[Exercise instructions] Transcribe all of the material exactly. Any picture in it should be left out.

-- start of Raw records --

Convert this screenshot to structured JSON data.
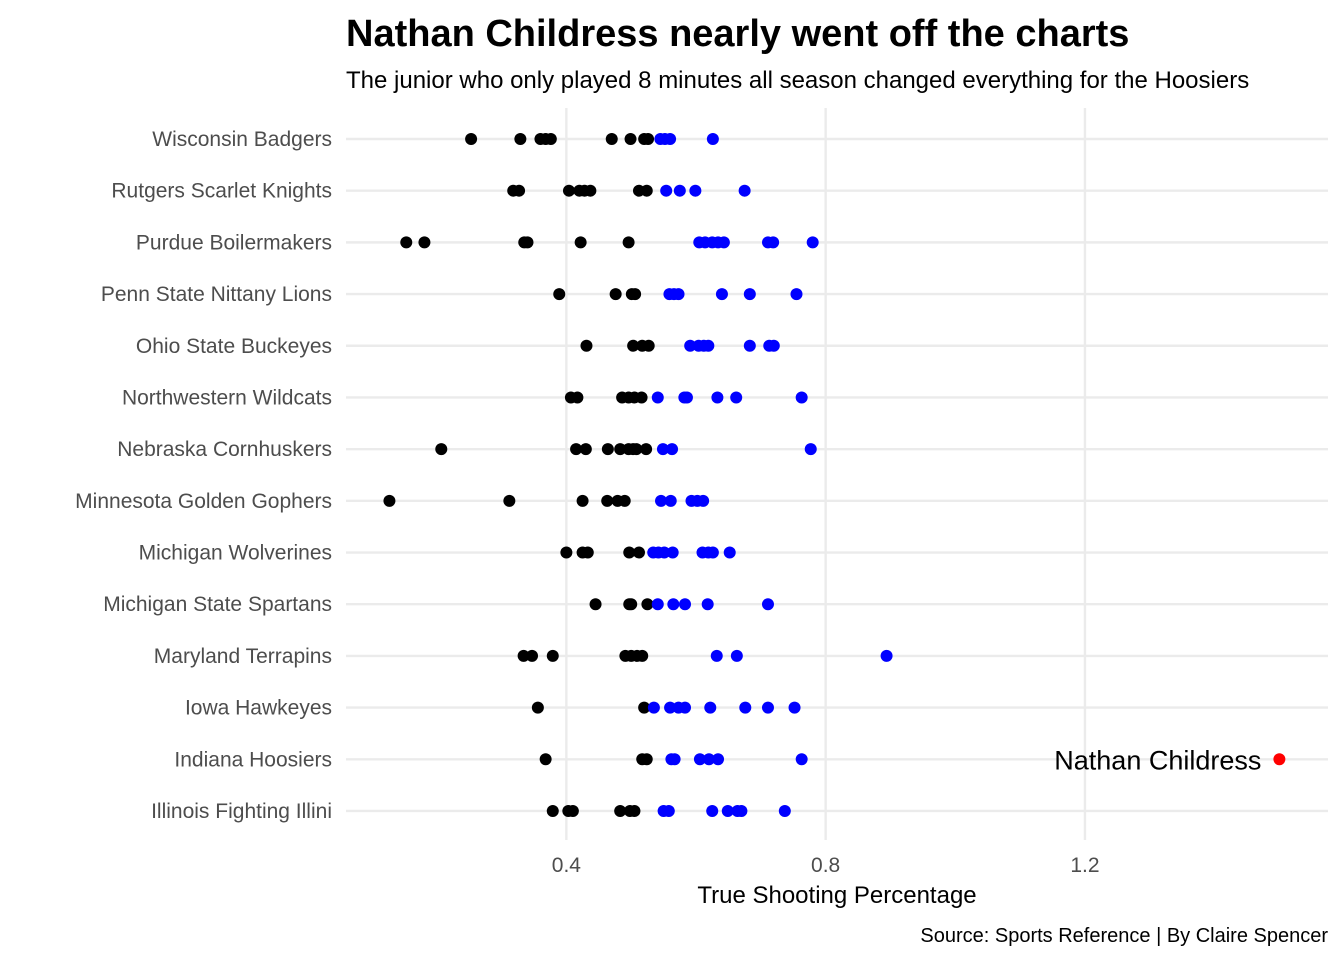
{
  "chart_data": {
    "type": "scatter",
    "title": "Nathan Childress nearly went off the charts",
    "subtitle": "The junior who only played 8 minutes all season changed everything for the Hoosiers",
    "xlabel": "True Shooting Percentage",
    "ylabel": "",
    "caption": "Source: Sports Reference | By Claire Spencer",
    "xlim": [
      0.06,
      1.575
    ],
    "x_ticks": [
      0.4,
      0.8,
      1.2
    ],
    "x_tick_labels": [
      "0.4",
      "0.8",
      "1.2"
    ],
    "grid": true,
    "legend": "none",
    "colors": {
      "below": "#000000",
      "above": "#0000ff",
      "highlight": "#ff0000"
    },
    "categories": [
      "Wisconsin Badgers",
      "Rutgers Scarlet Knights",
      "Purdue Boilermakers",
      "Penn State Nittany Lions",
      "Ohio State Buckeyes",
      "Northwestern Wildcats",
      "Nebraska Cornhuskers",
      "Minnesota Golden Gophers",
      "Michigan Wolverines",
      "Michigan State Spartans",
      "Maryland Terrapins",
      "Iowa Hawkeyes",
      "Indiana Hoosiers",
      "Illinois Fighting Illini"
    ],
    "series": [
      {
        "color": "#000000",
        "points": [
          {
            "team": "Wisconsin Badgers",
            "x": [
              0.253,
              0.329,
              0.36,
              0.368,
              0.376,
              0.47,
              0.499,
              0.52,
              0.526
            ]
          },
          {
            "team": "Rutgers Scarlet Knights",
            "x": [
              0.318,
              0.327,
              0.404,
              0.42,
              0.428,
              0.437,
              0.512,
              0.524
            ]
          },
          {
            "team": "Purdue Boilermakers",
            "x": [
              0.153,
              0.181,
              0.335,
              0.34,
              0.422,
              0.496
            ]
          },
          {
            "team": "Penn State Nittany Lions",
            "x": [
              0.389,
              0.476,
              0.501,
              0.506
            ]
          },
          {
            "team": "Ohio State Buckeyes",
            "x": [
              0.431,
              0.503,
              0.517,
              0.527
            ]
          },
          {
            "team": "Northwestern Wildcats",
            "x": [
              0.407,
              0.417,
              0.486,
              0.496,
              0.505,
              0.516
            ]
          },
          {
            "team": "Nebraska Cornhuskers",
            "x": [
              0.207,
              0.415,
              0.43,
              0.464,
              0.483,
              0.496,
              0.503,
              0.508,
              0.523
            ]
          },
          {
            "team": "Minnesota Golden Gophers",
            "x": [
              0.127,
              0.312,
              0.425,
              0.463,
              0.479,
              0.49
            ]
          },
          {
            "team": "Michigan Wolverines",
            "x": [
              0.4,
              0.425,
              0.433,
              0.497,
              0.512
            ]
          },
          {
            "team": "Michigan State Spartans",
            "x": [
              0.445,
              0.497,
              0.5,
              0.525
            ]
          },
          {
            "team": "Maryland Terrapins",
            "x": [
              0.334,
              0.347,
              0.379,
              0.491,
              0.5,
              0.509,
              0.517
            ]
          },
          {
            "team": "Iowa Hawkeyes",
            "x": [
              0.356,
              0.52
            ]
          },
          {
            "team": "Indiana Hoosiers",
            "x": [
              0.368,
              0.517,
              0.524
            ]
          },
          {
            "team": "Illinois Fighting Illini",
            "x": [
              0.379,
              0.403,
              0.41,
              0.483,
              0.498,
              0.505
            ]
          }
        ]
      },
      {
        "color": "#0000ff",
        "points": [
          {
            "team": "Wisconsin Badgers",
            "x": [
              0.545,
              0.552,
              0.56,
              0.626
            ]
          },
          {
            "team": "Rutgers Scarlet Knights",
            "x": [
              0.554,
              0.575,
              0.599,
              0.675
            ]
          },
          {
            "team": "Purdue Boilermakers",
            "x": [
              0.605,
              0.614,
              0.625,
              0.634,
              0.643,
              0.711,
              0.719,
              0.78
            ]
          },
          {
            "team": "Penn State Nittany Lions",
            "x": [
              0.559,
              0.566,
              0.573,
              0.64,
              0.683,
              0.755
            ]
          },
          {
            "team": "Ohio State Buckeyes",
            "x": [
              0.591,
              0.604,
              0.612,
              0.619,
              0.683,
              0.713,
              0.72
            ]
          },
          {
            "team": "Northwestern Wildcats",
            "x": [
              0.541,
              0.582,
              0.586,
              0.633,
              0.662,
              0.763
            ]
          },
          {
            "team": "Nebraska Cornhuskers",
            "x": [
              0.549,
              0.563,
              0.777
            ]
          },
          {
            "team": "Minnesota Golden Gophers",
            "x": [
              0.546,
              0.561,
              0.593,
              0.602,
              0.611
            ]
          },
          {
            "team": "Michigan Wolverines",
            "x": [
              0.534,
              0.542,
              0.551,
              0.564,
              0.61,
              0.619,
              0.626,
              0.652
            ]
          },
          {
            "team": "Michigan State Spartans",
            "x": [
              0.541,
              0.565,
              0.583,
              0.618,
              0.711
            ]
          },
          {
            "team": "Maryland Terrapins",
            "x": [
              0.632,
              0.663,
              0.894
            ]
          },
          {
            "team": "Iowa Hawkeyes",
            "x": [
              0.535,
              0.56,
              0.573,
              0.583,
              0.622,
              0.676,
              0.711,
              0.752
            ]
          },
          {
            "team": "Indiana Hoosiers",
            "x": [
              0.562,
              0.567,
              0.606,
              0.62,
              0.634,
              0.763
            ]
          },
          {
            "team": "Illinois Fighting Illini",
            "x": [
              0.55,
              0.558,
              0.625,
              0.649,
              0.664,
              0.67,
              0.737
            ]
          }
        ]
      },
      {
        "name": "Nathan Childress",
        "color": "#ff0000",
        "points": [
          {
            "team": "Indiana Hoosiers",
            "x": [
              1.5
            ]
          }
        ]
      }
    ],
    "annotations": [
      {
        "text": "Nathan Childress",
        "team": "Indiana Hoosiers",
        "x": 1.5
      }
    ]
  }
}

-- end of Raw records --

[Written answer]
Convert this screenshot to structured JSON data.
{
  "chart_data": {
    "type": "scatter",
    "title": "Nathan Childress nearly went off the charts",
    "subtitle": "The junior who only played 8 minutes all season changed everything for the Hoosiers",
    "xlabel": "True Shooting Percentage",
    "ylabel": "",
    "caption": "Source: Sports Reference | By Claire Spencer",
    "xlim": [
      0.06,
      1.575
    ],
    "x_ticks": [
      0.4,
      0.8,
      1.2
    ],
    "x_tick_labels": [
      "0.4",
      "0.8",
      "1.2"
    ],
    "grid": true,
    "legend": "none",
    "colors": {
      "below": "#000000",
      "above": "#0000ff",
      "highlight": "#ff0000"
    },
    "categories": [
      "Wisconsin Badgers",
      "Rutgers Scarlet Knights",
      "Purdue Boilermakers",
      "Penn State Nittany Lions",
      "Ohio State Buckeyes",
      "Northwestern Wildcats",
      "Nebraska Cornhuskers",
      "Minnesota Golden Gophers",
      "Michigan Wolverines",
      "Michigan State Spartans",
      "Maryland Terrapins",
      "Iowa Hawkeyes",
      "Indiana Hoosiers",
      "Illinois Fighting Illini"
    ],
    "series": [
      {
        "color": "#000000",
        "points": [
          {
            "team": "Wisconsin Badgers",
            "x": [
              0.253,
              0.329,
              0.36,
              0.368,
              0.376,
              0.47,
              0.499,
              0.52,
              0.526
            ]
          },
          {
            "team": "Rutgers Scarlet Knights",
            "x": [
              0.318,
              0.327,
              0.404,
              0.42,
              0.428,
              0.437,
              0.512,
              0.524
            ]
          },
          {
            "team": "Purdue Boilermakers",
            "x": [
              0.153,
              0.181,
              0.335,
              0.34,
              0.422,
              0.496
            ]
          },
          {
            "team": "Penn State Nittany Lions",
            "x": [
              0.389,
              0.476,
              0.501,
              0.506
            ]
          },
          {
            "team": "Ohio State Buckeyes",
            "x": [
              0.431,
              0.503,
              0.517,
              0.527
            ]
          },
          {
            "team": "Northwestern Wildcats",
            "x": [
              0.407,
              0.417,
              0.486,
              0.496,
              0.505,
              0.516
            ]
          },
          {
            "team": "Nebraska Cornhuskers",
            "x": [
              0.207,
              0.415,
              0.43,
              0.464,
              0.483,
              0.496,
              0.503,
              0.508,
              0.523
            ]
          },
          {
            "team": "Minnesota Golden Gophers",
            "x": [
              0.127,
              0.312,
              0.425,
              0.463,
              0.479,
              0.49
            ]
          },
          {
            "team": "Michigan Wolverines",
            "x": [
              0.4,
              0.425,
              0.433,
              0.497,
              0.512
            ]
          },
          {
            "team": "Michigan State Spartans",
            "x": [
              0.445,
              0.497,
              0.5,
              0.525
            ]
          },
          {
            "team": "Maryland Terrapins",
            "x": [
              0.334,
              0.347,
              0.379,
              0.491,
              0.5,
              0.509,
              0.517
            ]
          },
          {
            "team": "Iowa Hawkeyes",
            "x": [
              0.356,
              0.52
            ]
          },
          {
            "team": "Indiana Hoosiers",
            "x": [
              0.368,
              0.517,
              0.524
            ]
          },
          {
            "team": "Illinois Fighting Illini",
            "x": [
              0.379,
              0.403,
              0.41,
              0.483,
              0.498,
              0.505
            ]
          }
        ]
      },
      {
        "color": "#0000ff",
        "points": [
          {
            "team": "Wisconsin Badgers",
            "x": [
              0.545,
              0.552,
              0.56,
              0.626
            ]
          },
          {
            "team": "Rutgers Scarlet Knights",
            "x": [
              0.554,
              0.575,
              0.599,
              0.675
            ]
          },
          {
            "team": "Purdue Boilermakers",
            "x": [
              0.605,
              0.614,
              0.625,
              0.634,
              0.643,
              0.711,
              0.719,
              0.78
            ]
          },
          {
            "team": "Penn State Nittany Lions",
            "x": [
              0.559,
              0.566,
              0.573,
              0.64,
              0.683,
              0.755
            ]
          },
          {
            "team": "Ohio State Buckeyes",
            "x": [
              0.591,
              0.604,
              0.612,
              0.619,
              0.683,
              0.713,
              0.72
            ]
          },
          {
            "team": "Northwestern Wildcats",
            "x": [
              0.541,
              0.582,
              0.586,
              0.633,
              0.662,
              0.763
            ]
          },
          {
            "team": "Nebraska Cornhuskers",
            "x": [
              0.549,
              0.563,
              0.777
            ]
          },
          {
            "team": "Minnesota Golden Gophers",
            "x": [
              0.546,
              0.561,
              0.593,
              0.602,
              0.611
            ]
          },
          {
            "team": "Michigan Wolverines",
            "x": [
              0.534,
              0.542,
              0.551,
              0.564,
              0.61,
              0.619,
              0.626,
              0.652
            ]
          },
          {
            "team": "Michigan State Spartans",
            "x": [
              0.541,
              0.565,
              0.583,
              0.618,
              0.711
            ]
          },
          {
            "team": "Maryland Terrapins",
            "x": [
              0.632,
              0.663,
              0.894
            ]
          },
          {
            "team": "Iowa Hawkeyes",
            "x": [
              0.535,
              0.56,
              0.573,
              0.583,
              0.622,
              0.676,
              0.711,
              0.752
            ]
          },
          {
            "team": "Indiana Hoosiers",
            "x": [
              0.562,
              0.567,
              0.606,
              0.62,
              0.634,
              0.763
            ]
          },
          {
            "team": "Illinois Fighting Illini",
            "x": [
              0.55,
              0.558,
              0.625,
              0.649,
              0.664,
              0.67,
              0.737
            ]
          }
        ]
      },
      {
        "name": "Nathan Childress",
        "color": "#ff0000",
        "points": [
          {
            "team": "Indiana Hoosiers",
            "x": [
              1.5
            ]
          }
        ]
      }
    ],
    "annotations": [
      {
        "text": "Nathan Childress",
        "team": "Indiana Hoosiers",
        "x": 1.5
      }
    ]
  }
}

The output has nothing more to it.